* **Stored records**
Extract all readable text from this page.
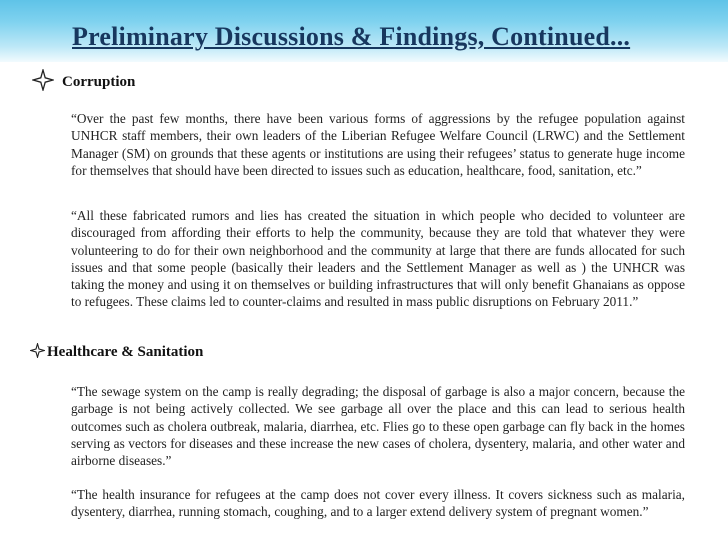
Preliminary Discussions & Findings, Continued...
Corruption
“Over the past few months, there have been various forms of aggressions by the refugee population against UNHCR staff members, their own leaders of the Liberian Refugee Welfare Council (LRWC) and the Settlement Manager (SM) on grounds that these agents or institutions are using their refugees’ status to generate huge income for themselves that should have been directed to issues such as education, healthcare, food, sanitation, etc.”
“All these fabricated rumors and lies has created the situation in which people who decided to volunteer are discouraged from affording their efforts to help the community, because they are told that whatever they were volunteering to do for their own neighborhood and the community at large that there are funds allocated for such issues and that some people (basically their leaders and the Settlement Manager as well as ) the UNHCR was taking the money and using it on themselves or building infrastructures that will only benefit Ghanaians as oppose to refugees. These claims led to counter-claims and resulted in mass public disruptions on February 2011.”
Healthcare & Sanitation
“The sewage system on the camp is really degrading; the disposal of garbage is also a major concern, because the garbage is not being actively collected. We see garbage all over the place and this can lead to serious health outcomes such as cholera outbreak, malaria, diarrhea, etc. Flies go to these open garbage can fly back in the homes serving as vectors for diseases and these increase the new cases of cholera, dysentery, malaria, and other water and airborne diseases.”
“The health insurance for refugees at the camp does not cover every illness. It covers sickness such as malaria, dysentery, diarrhea, running stomach, coughing, and to a larger extend delivery system of pregnant women.”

* **THE TASK**
Identify and list each line with the word "that".

* **EXPECTED ANSWER**
“Over the past few months, there have been various forms of aggressions by the refugee population against UNHCR staff members, their own leaders of the Liberian Refugee Welfare Council (LRWC) and the Settlement Manager (SM) on grounds that these agents or institutions are using their refugees’ status to generate huge income for themselves that should have been directed to issues such as education, healthcare, food, sanitation, etc.”
“All these fabricated rumors and lies has created the situation in which people who decided to volunteer are discouraged from affording their efforts to help the community, because they are told that whatever they were volunteering to do for their own neighborhood and the community at large that there are funds allocated for such issues and that some people (basically their leaders and the Settlement Manager as well as ) the UNHCR was taking the money and using it on themselves or building infrastructures that will only benefit Ghanaians as oppose to refugees. These claims led to counter-claims and resulted in mass public disruptions on February 2011.”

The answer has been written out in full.